- _Explore the material_:
a – Extract the passage of the GNU Smalltalk echo server text between "GNU Smalltalk NetClients-based" and "your anti-confusion needs.", inclusive.
b – According to the GNU Smalltalk echo server text, in which directory do the NetClients sources end up after the Debian install?

GNU Smalltalk NetClients-based Echo Server

Or: how I stopped thinking "Not Invented Here" and learned to love the library system

My SimpleChat example shows some basics towards creating a TCP server library of your own. This is perhaps useful and interesting, but it actually happens that GNU Smalltalk includes a "NetClients" package which, among other things, includes a TCP server library. I haven't been able to track down any real documentation for the library, but, thanks to Debian and the power of sudo apt-get install gnu-smalltalk the sources are there (in /usr/share/gnu-smalltalk/net) for your anti-confusion needs.

You find that NetServer is a subclass of NetThread, itself directly inherting from Object, and looks a bit like our SimpleTCP.Server class from our "SimpleChat" article. Infinite loop? Check. Abstract "do this when I get another connection"? Check. What next? No check. Well, at least we're not the first people to be confused as to "what next"?

But there's hope.

It turns out that not only does GNU Smalltalk give us this NetClients.NetServer base class, but it gives us an entire httpd implementation based upon it named, appropriately enough, WebServer. (Quick hint: grep "NetServer subclass" *.st FTW.) It still doesn't give us very specific information, but we do get enough hints (such as "You need NetSession objects to go along with your NetServer you fool!")

What the hell. Let's give this a whirl. It turns out that all you "have" to do is:

  1. Create a NetServer subclass that implements newSession (create a session when clients are ready to be accepted) and respondTo (when a session wants a request handled)
  2. Create a NetSession subclass that implements next to create the next request for the accepted socket

That's it. In our first simple case of the "echo server", we're not going to bother creating a special 'request object', instead we'll just use a Dictionary to pass the socket and input message to the server's respondTo method. Without further adieu, here is a simple echo server based on the NetClients package:

PackageLoader fileInPackage: 'NetClients'!

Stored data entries
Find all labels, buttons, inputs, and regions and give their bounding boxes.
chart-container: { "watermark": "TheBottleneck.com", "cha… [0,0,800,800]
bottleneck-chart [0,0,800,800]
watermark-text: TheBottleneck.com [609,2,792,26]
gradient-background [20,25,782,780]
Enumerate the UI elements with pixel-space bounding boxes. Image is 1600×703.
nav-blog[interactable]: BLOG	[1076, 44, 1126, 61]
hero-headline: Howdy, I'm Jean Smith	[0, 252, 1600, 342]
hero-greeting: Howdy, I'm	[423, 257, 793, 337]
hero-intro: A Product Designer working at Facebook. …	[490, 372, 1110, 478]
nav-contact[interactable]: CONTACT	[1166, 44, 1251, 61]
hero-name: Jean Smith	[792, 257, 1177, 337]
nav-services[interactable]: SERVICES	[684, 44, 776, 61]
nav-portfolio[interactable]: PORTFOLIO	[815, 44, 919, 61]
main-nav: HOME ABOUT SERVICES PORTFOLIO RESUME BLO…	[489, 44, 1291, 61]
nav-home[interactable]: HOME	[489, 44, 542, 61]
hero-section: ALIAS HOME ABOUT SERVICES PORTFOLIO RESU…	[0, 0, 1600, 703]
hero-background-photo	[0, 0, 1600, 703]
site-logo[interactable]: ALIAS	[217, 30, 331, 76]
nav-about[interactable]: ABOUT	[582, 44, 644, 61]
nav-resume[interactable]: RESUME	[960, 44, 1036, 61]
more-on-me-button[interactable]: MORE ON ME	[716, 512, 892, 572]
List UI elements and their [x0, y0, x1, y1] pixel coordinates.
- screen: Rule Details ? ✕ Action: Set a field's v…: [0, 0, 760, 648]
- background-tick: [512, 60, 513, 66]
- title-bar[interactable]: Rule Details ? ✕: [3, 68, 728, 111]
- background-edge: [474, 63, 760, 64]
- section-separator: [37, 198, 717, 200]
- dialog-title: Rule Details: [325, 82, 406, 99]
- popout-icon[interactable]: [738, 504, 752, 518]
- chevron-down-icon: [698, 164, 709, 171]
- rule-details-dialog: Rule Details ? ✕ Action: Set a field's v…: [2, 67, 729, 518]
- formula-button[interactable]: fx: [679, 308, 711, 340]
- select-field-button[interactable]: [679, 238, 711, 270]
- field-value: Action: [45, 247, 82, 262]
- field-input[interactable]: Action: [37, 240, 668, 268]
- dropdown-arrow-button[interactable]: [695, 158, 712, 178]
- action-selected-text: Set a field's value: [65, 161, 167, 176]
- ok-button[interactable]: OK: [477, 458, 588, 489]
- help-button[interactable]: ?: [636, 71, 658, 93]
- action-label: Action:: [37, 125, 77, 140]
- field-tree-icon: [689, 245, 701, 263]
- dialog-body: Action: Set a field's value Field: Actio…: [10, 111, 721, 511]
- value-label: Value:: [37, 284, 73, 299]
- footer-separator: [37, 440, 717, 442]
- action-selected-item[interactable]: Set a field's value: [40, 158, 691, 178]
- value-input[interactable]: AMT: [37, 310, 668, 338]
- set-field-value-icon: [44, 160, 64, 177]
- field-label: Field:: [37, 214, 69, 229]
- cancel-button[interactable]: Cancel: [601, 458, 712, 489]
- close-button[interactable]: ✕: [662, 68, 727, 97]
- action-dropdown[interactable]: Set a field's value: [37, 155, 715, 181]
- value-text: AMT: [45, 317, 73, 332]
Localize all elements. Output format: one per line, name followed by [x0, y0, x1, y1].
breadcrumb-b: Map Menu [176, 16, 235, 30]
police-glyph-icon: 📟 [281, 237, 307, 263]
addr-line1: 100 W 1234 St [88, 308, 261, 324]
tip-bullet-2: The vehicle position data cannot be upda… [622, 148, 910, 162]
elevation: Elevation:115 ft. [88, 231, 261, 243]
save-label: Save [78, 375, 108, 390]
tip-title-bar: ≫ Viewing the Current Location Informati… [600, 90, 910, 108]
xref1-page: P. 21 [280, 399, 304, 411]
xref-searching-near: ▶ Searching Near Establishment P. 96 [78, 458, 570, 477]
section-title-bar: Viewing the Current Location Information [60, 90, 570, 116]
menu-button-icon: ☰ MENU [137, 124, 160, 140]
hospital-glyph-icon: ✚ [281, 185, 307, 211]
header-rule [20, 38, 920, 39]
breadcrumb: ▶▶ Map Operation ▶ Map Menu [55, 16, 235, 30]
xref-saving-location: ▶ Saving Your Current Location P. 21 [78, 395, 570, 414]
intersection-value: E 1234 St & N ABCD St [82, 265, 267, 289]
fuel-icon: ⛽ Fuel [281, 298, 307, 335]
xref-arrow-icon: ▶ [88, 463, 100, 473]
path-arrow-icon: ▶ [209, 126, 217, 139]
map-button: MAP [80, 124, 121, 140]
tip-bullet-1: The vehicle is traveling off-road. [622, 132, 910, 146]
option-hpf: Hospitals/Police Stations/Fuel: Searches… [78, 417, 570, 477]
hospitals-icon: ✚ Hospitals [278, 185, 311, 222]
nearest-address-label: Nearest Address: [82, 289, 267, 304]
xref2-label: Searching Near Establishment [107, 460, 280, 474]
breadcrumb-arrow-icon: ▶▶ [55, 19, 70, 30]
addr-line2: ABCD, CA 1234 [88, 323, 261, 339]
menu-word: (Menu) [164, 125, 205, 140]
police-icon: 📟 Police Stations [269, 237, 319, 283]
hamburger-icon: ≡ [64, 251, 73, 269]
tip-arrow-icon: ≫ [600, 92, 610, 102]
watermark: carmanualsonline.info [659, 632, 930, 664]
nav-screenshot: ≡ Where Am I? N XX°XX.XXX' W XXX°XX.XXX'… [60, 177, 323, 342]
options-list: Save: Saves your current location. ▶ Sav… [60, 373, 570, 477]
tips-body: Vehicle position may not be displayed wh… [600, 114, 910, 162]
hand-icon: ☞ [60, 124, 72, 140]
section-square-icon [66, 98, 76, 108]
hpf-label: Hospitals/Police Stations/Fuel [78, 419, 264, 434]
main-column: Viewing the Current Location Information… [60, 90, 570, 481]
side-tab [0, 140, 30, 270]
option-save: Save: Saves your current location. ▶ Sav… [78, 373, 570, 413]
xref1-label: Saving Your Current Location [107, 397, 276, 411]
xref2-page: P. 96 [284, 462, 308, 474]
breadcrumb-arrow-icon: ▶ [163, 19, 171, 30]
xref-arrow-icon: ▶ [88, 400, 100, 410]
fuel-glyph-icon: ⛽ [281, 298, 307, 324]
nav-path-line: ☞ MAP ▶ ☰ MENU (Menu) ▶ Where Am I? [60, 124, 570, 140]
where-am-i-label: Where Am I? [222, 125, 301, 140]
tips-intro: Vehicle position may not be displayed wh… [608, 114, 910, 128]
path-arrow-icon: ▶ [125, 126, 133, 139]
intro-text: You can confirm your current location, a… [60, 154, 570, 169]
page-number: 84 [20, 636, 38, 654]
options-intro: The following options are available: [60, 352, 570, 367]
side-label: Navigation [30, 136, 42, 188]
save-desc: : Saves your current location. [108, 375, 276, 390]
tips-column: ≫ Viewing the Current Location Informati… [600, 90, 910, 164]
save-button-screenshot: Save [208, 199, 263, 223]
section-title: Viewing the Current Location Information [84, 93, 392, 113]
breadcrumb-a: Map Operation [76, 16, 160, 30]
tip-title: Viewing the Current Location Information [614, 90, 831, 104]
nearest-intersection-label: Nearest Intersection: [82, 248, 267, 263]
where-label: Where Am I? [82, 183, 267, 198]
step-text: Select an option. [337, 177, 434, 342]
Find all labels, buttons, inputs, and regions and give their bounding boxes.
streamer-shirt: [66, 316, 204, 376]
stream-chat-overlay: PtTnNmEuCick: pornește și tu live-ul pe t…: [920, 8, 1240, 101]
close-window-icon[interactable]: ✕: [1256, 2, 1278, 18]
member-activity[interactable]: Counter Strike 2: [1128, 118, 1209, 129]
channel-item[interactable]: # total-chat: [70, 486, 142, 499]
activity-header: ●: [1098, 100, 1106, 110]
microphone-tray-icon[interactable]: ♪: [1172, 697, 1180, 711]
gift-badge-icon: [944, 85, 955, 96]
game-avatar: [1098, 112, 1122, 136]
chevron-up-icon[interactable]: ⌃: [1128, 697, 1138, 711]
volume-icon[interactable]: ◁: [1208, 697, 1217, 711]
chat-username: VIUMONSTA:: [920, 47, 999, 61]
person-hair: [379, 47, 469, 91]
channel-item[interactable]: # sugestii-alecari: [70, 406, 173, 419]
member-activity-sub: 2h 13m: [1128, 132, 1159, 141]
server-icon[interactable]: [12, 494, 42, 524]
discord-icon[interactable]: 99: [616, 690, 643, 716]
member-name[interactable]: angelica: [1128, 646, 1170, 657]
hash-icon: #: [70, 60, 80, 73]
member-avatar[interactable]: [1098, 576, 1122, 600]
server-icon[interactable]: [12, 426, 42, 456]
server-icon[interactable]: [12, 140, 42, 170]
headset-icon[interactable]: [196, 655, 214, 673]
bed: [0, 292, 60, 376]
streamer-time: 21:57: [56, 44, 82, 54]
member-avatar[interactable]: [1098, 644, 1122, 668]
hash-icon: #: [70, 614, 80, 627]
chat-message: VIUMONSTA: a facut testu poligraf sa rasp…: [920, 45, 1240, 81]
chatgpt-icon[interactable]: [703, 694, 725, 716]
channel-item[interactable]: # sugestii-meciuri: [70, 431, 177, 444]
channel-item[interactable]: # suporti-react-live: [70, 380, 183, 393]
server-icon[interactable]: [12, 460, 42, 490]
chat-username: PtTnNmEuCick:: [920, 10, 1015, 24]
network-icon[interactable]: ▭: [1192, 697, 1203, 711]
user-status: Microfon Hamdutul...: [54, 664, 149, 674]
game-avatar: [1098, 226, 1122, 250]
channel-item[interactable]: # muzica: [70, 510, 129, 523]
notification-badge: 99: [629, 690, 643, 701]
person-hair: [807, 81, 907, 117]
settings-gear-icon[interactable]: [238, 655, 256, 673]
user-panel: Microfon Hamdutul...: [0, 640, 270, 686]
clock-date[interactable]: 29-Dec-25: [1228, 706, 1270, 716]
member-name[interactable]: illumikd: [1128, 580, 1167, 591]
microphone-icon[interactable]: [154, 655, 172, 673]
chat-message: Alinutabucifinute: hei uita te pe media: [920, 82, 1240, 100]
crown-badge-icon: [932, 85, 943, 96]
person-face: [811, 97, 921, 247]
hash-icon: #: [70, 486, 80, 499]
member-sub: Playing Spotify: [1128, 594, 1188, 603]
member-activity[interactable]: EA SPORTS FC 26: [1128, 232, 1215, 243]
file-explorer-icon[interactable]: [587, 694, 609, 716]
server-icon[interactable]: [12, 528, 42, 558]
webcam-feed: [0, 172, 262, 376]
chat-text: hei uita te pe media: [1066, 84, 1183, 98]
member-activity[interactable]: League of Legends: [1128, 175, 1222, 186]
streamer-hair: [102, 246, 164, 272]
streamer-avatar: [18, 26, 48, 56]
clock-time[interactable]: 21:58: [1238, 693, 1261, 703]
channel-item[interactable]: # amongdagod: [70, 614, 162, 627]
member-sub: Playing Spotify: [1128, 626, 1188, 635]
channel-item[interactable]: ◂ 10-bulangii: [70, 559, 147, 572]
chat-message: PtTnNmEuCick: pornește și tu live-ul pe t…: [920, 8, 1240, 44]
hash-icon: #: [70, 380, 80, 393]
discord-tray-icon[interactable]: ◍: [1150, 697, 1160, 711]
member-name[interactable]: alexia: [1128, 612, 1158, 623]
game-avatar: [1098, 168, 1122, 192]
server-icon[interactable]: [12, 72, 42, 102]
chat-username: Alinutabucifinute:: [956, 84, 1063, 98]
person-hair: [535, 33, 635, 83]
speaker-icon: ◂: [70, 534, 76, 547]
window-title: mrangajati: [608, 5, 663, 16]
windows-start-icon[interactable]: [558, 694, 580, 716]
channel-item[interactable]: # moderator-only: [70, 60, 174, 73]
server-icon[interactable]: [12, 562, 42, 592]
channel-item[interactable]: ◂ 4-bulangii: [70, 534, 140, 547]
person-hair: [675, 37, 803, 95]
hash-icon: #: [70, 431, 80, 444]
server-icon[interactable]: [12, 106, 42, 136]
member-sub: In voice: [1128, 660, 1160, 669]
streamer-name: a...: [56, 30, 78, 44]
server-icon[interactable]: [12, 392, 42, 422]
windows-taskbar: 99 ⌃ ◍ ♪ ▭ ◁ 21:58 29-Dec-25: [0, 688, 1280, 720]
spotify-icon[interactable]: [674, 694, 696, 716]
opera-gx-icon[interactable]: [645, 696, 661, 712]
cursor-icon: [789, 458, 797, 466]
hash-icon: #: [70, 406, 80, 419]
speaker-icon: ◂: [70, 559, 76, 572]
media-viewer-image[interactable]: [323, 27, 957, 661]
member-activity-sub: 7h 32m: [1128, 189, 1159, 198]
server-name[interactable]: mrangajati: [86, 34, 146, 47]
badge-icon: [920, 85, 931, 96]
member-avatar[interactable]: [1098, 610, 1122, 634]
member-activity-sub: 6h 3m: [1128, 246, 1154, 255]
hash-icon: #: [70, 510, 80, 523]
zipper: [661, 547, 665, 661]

- _Task solutions_:
a –
GNU Smalltalk NetClients-based Echo Server

Or: how I stopped thinking "Not Invented Here" and learned to love the library system

My SimpleChat example shows some basics towards creating a TCP server library of your own. This is perhaps useful and interesting, but it actually happens that GNU Smalltalk includes a "NetClients" package which, among other things, includes a TCP server library. I haven't been able to track down any real documentation for the library, but, thanks to Debian and the power of sudo apt-get install gnu-smalltalk the sources are there (in /usr/share/gnu-smalltalk/net) for your anti-confusion needs.

b – /usr/share/gnu-smalltalk/net